● STATED TASK: Go through the entries below and collect each line with the string "специалисты" in it.

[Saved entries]
-- Begin --

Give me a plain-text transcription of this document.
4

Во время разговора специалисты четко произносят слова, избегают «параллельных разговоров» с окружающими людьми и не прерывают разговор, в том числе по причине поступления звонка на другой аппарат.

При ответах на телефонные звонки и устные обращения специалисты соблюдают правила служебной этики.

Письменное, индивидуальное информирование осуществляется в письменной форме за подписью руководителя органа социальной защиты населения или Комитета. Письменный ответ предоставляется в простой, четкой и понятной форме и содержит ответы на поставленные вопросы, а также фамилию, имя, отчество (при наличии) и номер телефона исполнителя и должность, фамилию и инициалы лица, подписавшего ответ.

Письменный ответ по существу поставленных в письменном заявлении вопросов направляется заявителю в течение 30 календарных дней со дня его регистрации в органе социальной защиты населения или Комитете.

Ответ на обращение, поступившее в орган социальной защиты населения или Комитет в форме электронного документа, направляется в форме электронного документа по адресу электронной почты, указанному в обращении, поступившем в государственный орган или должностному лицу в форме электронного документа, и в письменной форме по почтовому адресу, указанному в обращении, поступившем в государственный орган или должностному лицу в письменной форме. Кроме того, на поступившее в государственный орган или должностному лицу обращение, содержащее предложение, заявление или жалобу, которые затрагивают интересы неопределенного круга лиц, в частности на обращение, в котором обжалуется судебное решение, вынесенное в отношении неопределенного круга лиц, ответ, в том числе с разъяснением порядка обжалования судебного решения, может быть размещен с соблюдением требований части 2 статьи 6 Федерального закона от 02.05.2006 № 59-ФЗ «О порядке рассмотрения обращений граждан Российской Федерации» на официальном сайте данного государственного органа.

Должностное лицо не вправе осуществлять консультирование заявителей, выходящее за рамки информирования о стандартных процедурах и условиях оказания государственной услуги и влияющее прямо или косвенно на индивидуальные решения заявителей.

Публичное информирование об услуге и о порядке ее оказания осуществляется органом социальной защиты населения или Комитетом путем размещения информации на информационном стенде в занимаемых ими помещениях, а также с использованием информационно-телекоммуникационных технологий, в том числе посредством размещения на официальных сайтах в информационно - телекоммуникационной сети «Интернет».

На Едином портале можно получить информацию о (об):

-- End --
-- Begin --

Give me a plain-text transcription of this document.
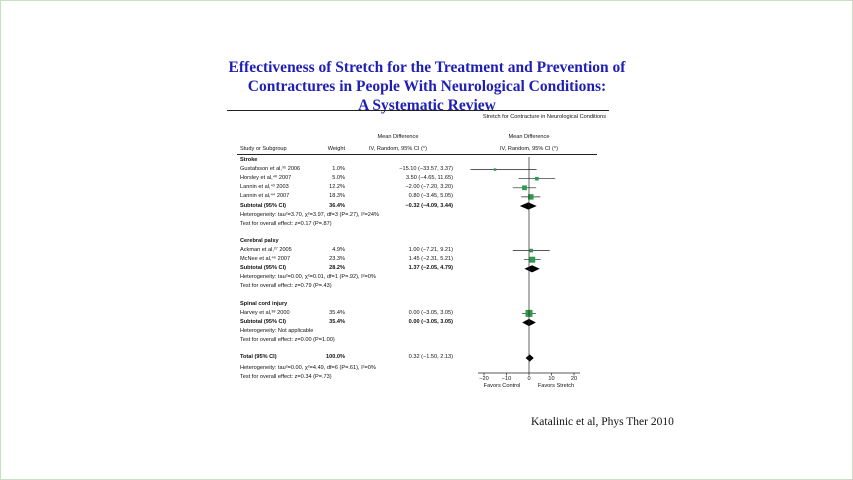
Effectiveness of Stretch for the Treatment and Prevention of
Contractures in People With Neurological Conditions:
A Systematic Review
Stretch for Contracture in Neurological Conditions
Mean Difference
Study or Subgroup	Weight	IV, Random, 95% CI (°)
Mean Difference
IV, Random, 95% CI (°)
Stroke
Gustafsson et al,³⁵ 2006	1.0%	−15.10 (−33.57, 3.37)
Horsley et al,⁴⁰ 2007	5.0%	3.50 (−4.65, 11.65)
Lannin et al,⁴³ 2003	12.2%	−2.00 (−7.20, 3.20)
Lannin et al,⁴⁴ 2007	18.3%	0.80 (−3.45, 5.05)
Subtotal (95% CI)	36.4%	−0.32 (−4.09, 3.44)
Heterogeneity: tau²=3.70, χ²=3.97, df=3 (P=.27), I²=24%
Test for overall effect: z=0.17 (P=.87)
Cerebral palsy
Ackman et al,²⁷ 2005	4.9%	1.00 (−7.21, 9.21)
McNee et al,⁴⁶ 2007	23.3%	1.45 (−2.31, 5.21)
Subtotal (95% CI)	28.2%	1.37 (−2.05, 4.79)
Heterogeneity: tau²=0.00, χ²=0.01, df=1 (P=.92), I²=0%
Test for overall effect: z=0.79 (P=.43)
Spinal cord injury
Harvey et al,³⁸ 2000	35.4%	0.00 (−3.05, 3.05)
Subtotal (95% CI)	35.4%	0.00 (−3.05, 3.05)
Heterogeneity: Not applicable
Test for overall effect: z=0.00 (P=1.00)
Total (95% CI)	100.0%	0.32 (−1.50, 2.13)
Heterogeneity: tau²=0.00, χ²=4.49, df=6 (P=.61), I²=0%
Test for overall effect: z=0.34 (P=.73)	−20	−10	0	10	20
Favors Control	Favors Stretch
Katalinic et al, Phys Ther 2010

-- End --

● SOLUTION TO THIS TASK:
Во время разговора специалисты четко произносят слова, избегают «параллельных разговоров» с окружающими людьми и не прерывают разговор, в том числе по причине поступления звонка на другой аппарат.
При ответах на телефонные звонки и устные обращения специалисты соблюдают правила служебной этики.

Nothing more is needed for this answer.